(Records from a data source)
○ ○ ○ ○ ○
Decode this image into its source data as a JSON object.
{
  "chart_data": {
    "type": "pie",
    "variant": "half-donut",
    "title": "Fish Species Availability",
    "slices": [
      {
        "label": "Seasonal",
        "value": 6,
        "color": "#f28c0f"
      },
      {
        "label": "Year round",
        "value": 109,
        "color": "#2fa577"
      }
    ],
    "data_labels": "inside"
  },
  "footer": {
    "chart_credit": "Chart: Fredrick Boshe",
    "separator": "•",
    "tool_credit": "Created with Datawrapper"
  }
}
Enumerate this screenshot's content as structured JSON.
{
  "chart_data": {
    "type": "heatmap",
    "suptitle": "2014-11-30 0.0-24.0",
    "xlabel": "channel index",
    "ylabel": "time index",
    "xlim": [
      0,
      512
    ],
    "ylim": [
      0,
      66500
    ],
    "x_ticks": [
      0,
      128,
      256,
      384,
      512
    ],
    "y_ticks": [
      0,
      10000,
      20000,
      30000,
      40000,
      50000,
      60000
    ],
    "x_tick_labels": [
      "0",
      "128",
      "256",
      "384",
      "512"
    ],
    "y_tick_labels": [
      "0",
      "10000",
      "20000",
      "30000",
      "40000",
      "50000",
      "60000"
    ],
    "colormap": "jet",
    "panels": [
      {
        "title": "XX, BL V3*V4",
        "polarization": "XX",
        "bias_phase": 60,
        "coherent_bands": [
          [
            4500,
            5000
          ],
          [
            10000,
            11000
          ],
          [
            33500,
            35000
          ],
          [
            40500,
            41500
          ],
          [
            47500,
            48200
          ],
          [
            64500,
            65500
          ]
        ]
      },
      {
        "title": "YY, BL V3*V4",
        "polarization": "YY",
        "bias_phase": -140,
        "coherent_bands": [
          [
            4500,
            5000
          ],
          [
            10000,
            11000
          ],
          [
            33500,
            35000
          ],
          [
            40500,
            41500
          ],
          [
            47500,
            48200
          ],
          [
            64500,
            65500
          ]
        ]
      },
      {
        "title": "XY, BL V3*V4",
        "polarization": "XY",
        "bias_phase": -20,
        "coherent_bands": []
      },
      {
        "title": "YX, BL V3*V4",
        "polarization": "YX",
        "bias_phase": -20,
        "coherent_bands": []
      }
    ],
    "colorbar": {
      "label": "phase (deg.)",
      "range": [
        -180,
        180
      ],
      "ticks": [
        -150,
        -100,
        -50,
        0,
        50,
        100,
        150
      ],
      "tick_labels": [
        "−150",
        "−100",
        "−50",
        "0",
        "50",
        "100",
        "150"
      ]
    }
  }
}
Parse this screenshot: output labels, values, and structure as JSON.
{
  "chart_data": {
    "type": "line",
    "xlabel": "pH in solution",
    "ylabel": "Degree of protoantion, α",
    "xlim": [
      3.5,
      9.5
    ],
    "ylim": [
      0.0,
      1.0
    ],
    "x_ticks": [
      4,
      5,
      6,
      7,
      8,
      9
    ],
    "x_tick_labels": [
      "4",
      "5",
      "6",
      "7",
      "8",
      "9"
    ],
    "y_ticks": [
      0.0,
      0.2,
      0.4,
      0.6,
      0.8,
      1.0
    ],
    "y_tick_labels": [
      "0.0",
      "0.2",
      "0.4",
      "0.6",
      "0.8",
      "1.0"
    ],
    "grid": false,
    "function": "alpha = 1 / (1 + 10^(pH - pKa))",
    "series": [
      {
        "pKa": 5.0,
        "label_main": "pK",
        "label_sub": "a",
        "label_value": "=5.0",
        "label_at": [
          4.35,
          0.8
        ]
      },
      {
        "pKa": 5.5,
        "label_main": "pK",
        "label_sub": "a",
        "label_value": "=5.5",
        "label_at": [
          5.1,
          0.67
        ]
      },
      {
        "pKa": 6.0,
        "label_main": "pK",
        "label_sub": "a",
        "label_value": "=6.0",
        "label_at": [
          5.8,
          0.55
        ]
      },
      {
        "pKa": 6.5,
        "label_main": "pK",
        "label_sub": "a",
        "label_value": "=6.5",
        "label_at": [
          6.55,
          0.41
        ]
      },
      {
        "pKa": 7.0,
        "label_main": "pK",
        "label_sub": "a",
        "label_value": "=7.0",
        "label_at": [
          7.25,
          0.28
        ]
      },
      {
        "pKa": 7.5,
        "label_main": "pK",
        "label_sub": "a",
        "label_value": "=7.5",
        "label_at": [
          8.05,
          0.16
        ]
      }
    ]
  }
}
○ ○ ○ ○ ○
__Problem__
Transcribe every entry verbatim.

__Solution to the exercise__
Decode this image into its source data as a JSON object.
{
  "chart_data": {
    "type": "pie",
    "variant": "half-donut",
    "title": "Fish Species Availability",
    "slices": [
      {
        "label": "Seasonal",
        "value": 6,
        "color": "#f28c0f"
      },
      {
        "label": "Year round",
        "value": 109,
        "color": "#2fa577"
      }
    ],
    "data_labels": "inside"
  },
  "footer": {
    "chart_credit": "Chart: Fredrick Boshe",
    "separator": "•",
    "tool_credit": "Created with Datawrapper"
  }
}
Enumerate this screenshot's content as structured JSON.
{
  "chart_data": {
    "type": "heatmap",
    "suptitle": "2014-11-30 0.0-24.0",
    "xlabel": "channel index",
    "ylabel": "time index",
    "xlim": [
      0,
      512
    ],
    "ylim": [
      0,
      66500
    ],
    "x_ticks": [
      0,
      128,
      256,
      384,
      512
    ],
    "y_ticks": [
      0,
      10000,
      20000,
      30000,
      40000,
      50000,
      60000
    ],
    "x_tick_labels": [
      "0",
      "128",
      "256",
      "384",
      "512"
    ],
    "y_tick_labels": [
      "0",
      "10000",
      "20000",
      "30000",
      "40000",
      "50000",
      "60000"
    ],
    "colormap": "jet",
    "panels": [
      {
        "title": "XX, BL V3*V4",
        "polarization": "XX",
        "bias_phase": 60,
        "coherent_bands": [
          [
            4500,
            5000
          ],
          [
            10000,
            11000
          ],
          [
            33500,
            35000
          ],
          [
            40500,
            41500
          ],
          [
            47500,
            48200
          ],
          [
            64500,
            65500
          ]
        ]
      },
      {
        "title": "YY, BL V3*V4",
        "polarization": "YY",
        "bias_phase": -140,
        "coherent_bands": [
          [
            4500,
            5000
          ],
          [
            10000,
            11000
          ],
          [
            33500,
            35000
          ],
          [
            40500,
            41500
          ],
          [
            47500,
            48200
          ],
          [
            64500,
            65500
          ]
        ]
      },
      {
        "title": "XY, BL V3*V4",
        "polarization": "XY",
        "bias_phase": -20,
        "coherent_bands": []
      },
      {
        "title": "YX, BL V3*V4",
        "polarization": "YX",
        "bias_phase": -20,
        "coherent_bands": []
      }
    ],
    "colorbar": {
      "label": "phase (deg.)",
      "range": [
        -180,
        180
      ],
      "ticks": [
        -150,
        -100,
        -50,
        0,
        50,
        100,
        150
      ],
      "tick_labels": [
        "−150",
        "−100",
        "−50",
        "0",
        "50",
        "100",
        "150"
      ]
    }
  }
}
Parse this screenshot: output labels, values, and structure as JSON.
{
  "chart_data": {
    "type": "line",
    "xlabel": "pH in solution",
    "ylabel": "Degree of protoantion, α",
    "xlim": [
      3.5,
      9.5
    ],
    "ylim": [
      0.0,
      1.0
    ],
    "x_ticks": [
      4,
      5,
      6,
      7,
      8,
      9
    ],
    "x_tick_labels": [
      "4",
      "5",
      "6",
      "7",
      "8",
      "9"
    ],
    "y_ticks": [
      0.0,
      0.2,
      0.4,
      0.6,
      0.8,
      1.0
    ],
    "y_tick_labels": [
      "0.0",
      "0.2",
      "0.4",
      "0.6",
      "0.8",
      "1.0"
    ],
    "grid": false,
    "function": "alpha = 1 / (1 + 10^(pH - pKa))",
    "series": [
      {
        "pKa": 5.0,
        "label_main": "pK",
        "label_sub": "a",
        "label_value": "=5.0",
        "label_at": [
          4.35,
          0.8
        ]
      },
      {
        "pKa": 5.5,
        "label_main": "pK",
        "label_sub": "a",
        "label_value": "=5.5",
        "label_at": [
          5.1,
          0.67
        ]
      },
      {
        "pKa": 6.0,
        "label_main": "pK",
        "label_sub": "a",
        "label_value": "=6.0",
        "label_at": [
          5.8,
          0.55
        ]
      },
      {
        "pKa": 6.5,
        "label_main": "pK",
        "label_sub": "a",
        "label_value": "=6.5",
        "label_at": [
          6.55,
          0.41
        ]
      },
      {
        "pKa": 7.0,
        "label_main": "pK",
        "label_sub": "a",
        "label_value": "=7.0",
        "label_at": [
          7.25,
          0.28
        ]
      },
      {
        "pKa": 7.5,
        "label_main": "pK",
        "label_sub": "a",
        "label_value": "=7.5",
        "label_at": [
          8.05,
          0.16
        ]
      }
    ]
  }
}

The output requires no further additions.